◆ Stated goal 1: In the Palestinian rallies post that follows, which plazas and squares are named as meeting spots for the larger protests?
◆ Stated goal 2: Could you condense the paragraph of the Palestinian rallies post that opens "My city apartment sits in the perfect spot" into a short bulleted list that keeps its main facts?
◆ Stated goal 3: Will you repeat a passage of the Palestinian rallies post word for word, beginning at the words "There are plenty" and stopping after "at Chase Bank."?
═════ Document passage ═════
Photographing the Turmoil: Palestinian Rallies

There are plenty of mainstream news stories that spark debates here in Chicago. And then there are the niche issues that small groups of people feel passionate about and protest to bring attention to them (and hopefully media coverage).

My city apartment sits in the perfect spot to catch a large majority of these protests. Some groups gather at the small Jane Byrne Park in front of the Water Tower (two blocks from me) to protest causes such as animal cruelty, a Tibetan uprising, Russian war crimes. Larger ones usually meet in the Federal Plaza, Daley Plaza, or Wrigley Square. Other demonstrations are targeted at specific businesses: anti-fur at Louis Vuitton or fossil fuels at Chase Bank.

Protesters march up and down Michigan. They march around the Loop

But most recently, the October 7th attack on Israel has dominated the streets in Chicago and throughout the world. The very next day, a crowd of hundreds showed up at the Israeli Consulate in Chicago’s West Loop. I hadn’t attended a protest in a while – it had been a quiet couple of months. But I made sure both of my cameras were fully charged, the SD cards were in place (yes, I have actually forgotten to replace an SD card that was still plugged into my laptop), and walked the 45 minutes to the Consulate.
═════ Records supplied ═════
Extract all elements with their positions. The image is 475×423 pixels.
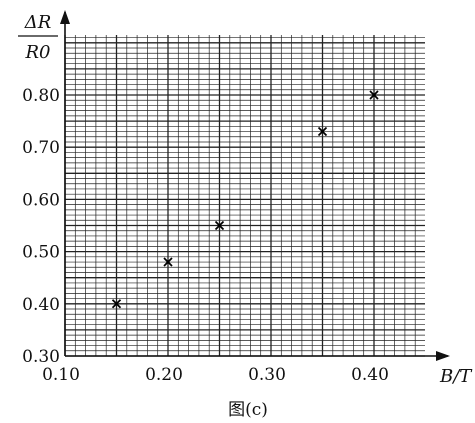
y-tick-label: 0.50 (22, 243, 60, 263)
tick-labels: 0.30 0.40 0.50 0.60 0.70 0.80 0.10 0.20 0.30 0.40 (22, 86, 389, 385)
y-axis-label-numerator: ΔR (24, 12, 52, 33)
data-point-stroke (317, 126, 328, 137)
y-tick-label: 0.30 (22, 347, 60, 367)
y-tick-label: 0.60 (22, 190, 60, 210)
figure-caption: 图(c) (228, 400, 268, 420)
y-tick-label: 0.80 (22, 86, 60, 106)
x-tick-label: 0.30 (248, 365, 286, 385)
x-axis-label: B/T (439, 366, 473, 387)
x-tick-label: 0.10 (42, 365, 80, 385)
data-points (111, 90, 379, 309)
x-tick-label: 0.40 (351, 365, 389, 385)
data-point-stroke (214, 220, 225, 231)
data-point (111, 299, 122, 309)
data-point (317, 126, 328, 137)
y-axis-label-denominator: R0 (24, 42, 50, 63)
y-axis-label: ΔR R0 (18, 12, 58, 63)
y-tick-label: 0.70 (22, 138, 60, 158)
x-tick-label: 0.20 (145, 365, 183, 385)
data-point-stroke (111, 299, 122, 309)
data-point-stroke (163, 257, 173, 267)
data-point-stroke (369, 90, 379, 100)
x-axis-arrow-icon (436, 351, 450, 361)
y-tick-label: 0.40 (22, 295, 60, 315)
data-point (369, 90, 379, 100)
data-point (214, 220, 225, 231)
axes (60, 10, 450, 361)
data-point (163, 257, 173, 267)
y-axis-arrow-icon (60, 10, 70, 24)
plot-grid (64, 35, 425, 357)
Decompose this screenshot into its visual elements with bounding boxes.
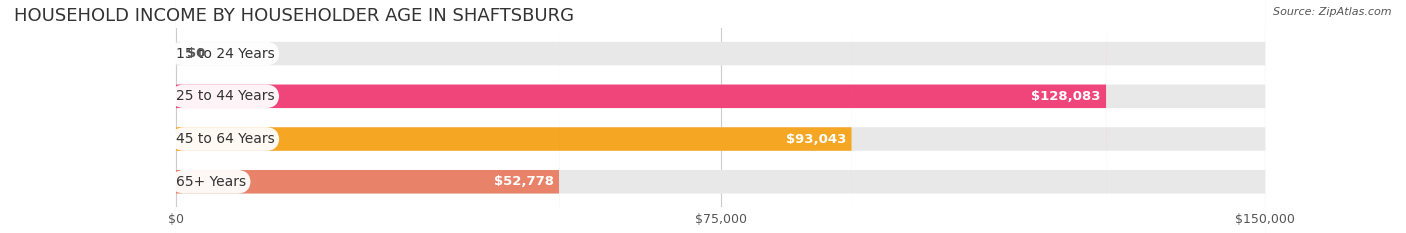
Text: Source: ZipAtlas.com: Source: ZipAtlas.com xyxy=(1274,7,1392,17)
FancyBboxPatch shape xyxy=(176,0,1265,233)
Text: $0: $0 xyxy=(187,47,205,60)
FancyBboxPatch shape xyxy=(176,0,560,233)
Text: HOUSEHOLD INCOME BY HOUSEHOLDER AGE IN SHAFTSBURG: HOUSEHOLD INCOME BY HOUSEHOLDER AGE IN S… xyxy=(14,7,574,25)
FancyBboxPatch shape xyxy=(176,0,852,233)
FancyBboxPatch shape xyxy=(176,0,1265,233)
Text: $128,083: $128,083 xyxy=(1031,90,1101,103)
FancyBboxPatch shape xyxy=(176,0,1107,233)
Text: 65+ Years: 65+ Years xyxy=(176,175,246,189)
Text: $52,778: $52,778 xyxy=(494,175,554,188)
Text: 25 to 44 Years: 25 to 44 Years xyxy=(176,89,274,103)
Text: 15 to 24 Years: 15 to 24 Years xyxy=(176,47,274,61)
FancyBboxPatch shape xyxy=(176,0,1265,233)
Text: 45 to 64 Years: 45 to 64 Years xyxy=(176,132,274,146)
FancyBboxPatch shape xyxy=(176,0,1265,233)
Text: $93,043: $93,043 xyxy=(786,133,846,146)
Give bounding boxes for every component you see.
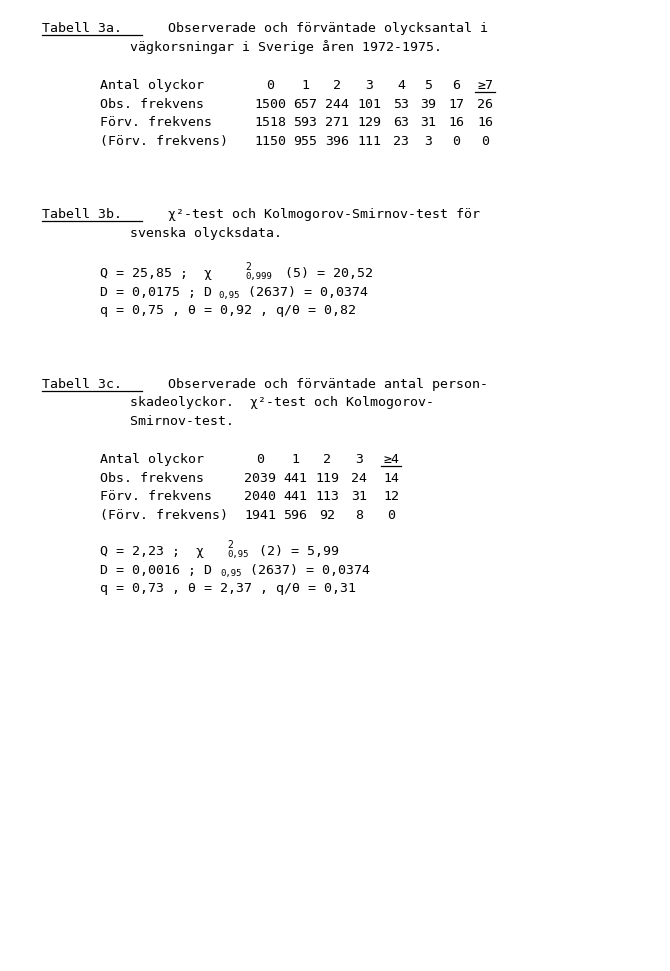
Text: 1: 1 (291, 453, 299, 466)
Text: Q = 2,23 ;  χ: Q = 2,23 ; χ (100, 545, 204, 558)
Text: Smirnov-test.: Smirnov-test. (42, 415, 234, 427)
Text: q = 0,73 , θ = 2,37 , q/θ = 0,31: q = 0,73 , θ = 2,37 , q/θ = 0,31 (100, 582, 356, 595)
Text: 0: 0 (481, 135, 489, 148)
Text: 2: 2 (333, 79, 341, 92)
Text: Obs. frekvens: Obs. frekvens (100, 472, 204, 485)
Text: 23: 23 (393, 135, 409, 148)
Text: 39: 39 (420, 97, 436, 111)
Text: 119: 119 (315, 472, 339, 485)
Text: Tabell 3a.: Tabell 3a. (42, 22, 122, 35)
Text: 53: 53 (393, 97, 409, 111)
Text: svenska olycksdata.: svenska olycksdata. (42, 226, 282, 240)
Text: D = 0,0175 ; D: D = 0,0175 ; D (100, 285, 212, 298)
Text: (2637) = 0,0374: (2637) = 0,0374 (250, 563, 370, 577)
Text: 16: 16 (448, 116, 464, 129)
Text: 1150: 1150 (254, 135, 286, 148)
Text: (Förv. frekvens): (Förv. frekvens) (100, 135, 228, 148)
Text: 111: 111 (357, 135, 381, 148)
Text: q = 0,75 , θ = 0,92 , q/θ = 0,82: q = 0,75 , θ = 0,92 , q/θ = 0,82 (100, 304, 356, 317)
Text: 0: 0 (452, 135, 460, 148)
Text: 1: 1 (301, 79, 309, 92)
Text: 6: 6 (452, 79, 460, 92)
Text: 113: 113 (315, 490, 339, 503)
Text: 441: 441 (283, 490, 307, 503)
Text: 24: 24 (351, 472, 367, 485)
Text: 129: 129 (357, 116, 381, 129)
Text: (2) = 5,99: (2) = 5,99 (259, 545, 339, 558)
Text: Förv. frekvens: Förv. frekvens (100, 116, 212, 129)
Text: 2: 2 (323, 453, 331, 466)
Text: (2637) = 0,0374: (2637) = 0,0374 (248, 285, 368, 298)
Text: 92: 92 (319, 509, 335, 521)
Text: 14: 14 (383, 472, 399, 485)
Text: ≥4: ≥4 (383, 453, 399, 466)
Text: Observerade och förväntade olycksantal i: Observerade och förväntade olycksantal i (152, 22, 488, 35)
Text: vägkorsningar i Sverige åren 1972-1975.: vägkorsningar i Sverige åren 1972-1975. (42, 41, 442, 54)
Text: 0,95: 0,95 (220, 568, 241, 578)
Text: Tabell 3b.: Tabell 3b. (42, 208, 122, 221)
Text: (Förv. frekvens): (Förv. frekvens) (100, 509, 228, 521)
Text: 12: 12 (383, 490, 399, 503)
Text: 955: 955 (293, 135, 317, 148)
Text: Antal olyckor: Antal olyckor (100, 453, 204, 466)
Text: 271: 271 (325, 116, 349, 129)
Text: 8: 8 (355, 509, 363, 521)
Text: 593: 593 (293, 116, 317, 129)
Text: 26: 26 (477, 97, 493, 111)
Text: 0,95: 0,95 (227, 550, 249, 559)
Text: 16: 16 (477, 116, 493, 129)
Text: 31: 31 (420, 116, 436, 129)
Text: 31: 31 (351, 490, 367, 503)
Text: 596: 596 (283, 509, 307, 521)
Text: 2: 2 (227, 540, 233, 550)
Text: 2: 2 (245, 262, 251, 272)
Text: χ²-test och Kolmogorov-Smirnov-test för: χ²-test och Kolmogorov-Smirnov-test för (152, 208, 480, 221)
Text: 0: 0 (387, 509, 395, 521)
Text: 0,999: 0,999 (245, 272, 272, 281)
Text: 0: 0 (256, 453, 264, 466)
Text: 1941: 1941 (244, 509, 276, 521)
Text: 657: 657 (293, 97, 317, 111)
Text: 244: 244 (325, 97, 349, 111)
Text: 441: 441 (283, 472, 307, 485)
Text: ≥7: ≥7 (477, 79, 493, 92)
Text: Q = 25,85 ;  χ: Q = 25,85 ; χ (100, 267, 212, 280)
Text: 2040: 2040 (244, 490, 276, 503)
Text: Tabell 3c.: Tabell 3c. (42, 378, 122, 390)
Text: 1500: 1500 (254, 97, 286, 111)
Text: 101: 101 (357, 97, 381, 111)
Text: 1518: 1518 (254, 116, 286, 129)
Text: 0: 0 (266, 79, 274, 92)
Text: 396: 396 (325, 135, 349, 148)
Text: 3: 3 (355, 453, 363, 466)
Text: 3: 3 (424, 135, 432, 148)
Text: 4: 4 (397, 79, 405, 92)
Text: 5: 5 (424, 79, 432, 92)
Text: (5) = 20,52: (5) = 20,52 (285, 267, 373, 280)
Text: 17: 17 (448, 97, 464, 111)
Text: Förv. frekvens: Förv. frekvens (100, 490, 212, 503)
Text: Antal olyckor: Antal olyckor (100, 79, 204, 92)
Text: Observerade och förväntade antal person-: Observerade och förväntade antal person- (152, 378, 488, 390)
Text: 0,95: 0,95 (218, 290, 239, 299)
Text: 63: 63 (393, 116, 409, 129)
Text: 3: 3 (365, 79, 373, 92)
Text: skadeolyckor.  χ²-test och Kolmogorov-: skadeolyckor. χ²-test och Kolmogorov- (42, 396, 434, 409)
Text: 2039: 2039 (244, 472, 276, 485)
Text: Obs. frekvens: Obs. frekvens (100, 97, 204, 111)
Text: D = 0,0016 ; D: D = 0,0016 ; D (100, 563, 212, 577)
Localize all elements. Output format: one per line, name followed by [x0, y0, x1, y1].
═════
◆ Answer 1: Federal Plaza, Daley Plaza, Wrigley Square

◆ Answer 2:
- The apartment is well placed to catch most protests.
- Some groups gather at Jane Byrne Park, in front of the Water Tower, two blocks away. Their causes include animal cruelty, a Tibetan uprising and Russian war crimes.
- Larger groups usually meet in Federal Plaza, Daley Plaza or Wrigley Square.
- Other demonstrations target specific businesses, such as anti-fur protests at Louis Vuitton and fossil fuel protests at Chase Bank.

◆ Answer 3:
There are plenty of mainstream news stories that spark debates here in Chicago. And then there are the niche issues that small groups of people feel passionate about and protest to bring attention to them (and hopefully media coverage).

My city apartment sits in the perfect spot to catch a large majority of these protests. Some groups gather at the small Jane Byrne Park in front of the Water Tower (two blocks from me) to protest causes such as animal cruelty, a Tibetan uprising, Russian war crimes. Larger ones usually meet in the Federal Plaza, Daley Plaza, or Wrigley Square. Other demonstrations are targeted at specific businesses: anti-fur at Louis Vuitton or fossil fuels at Chase Bank.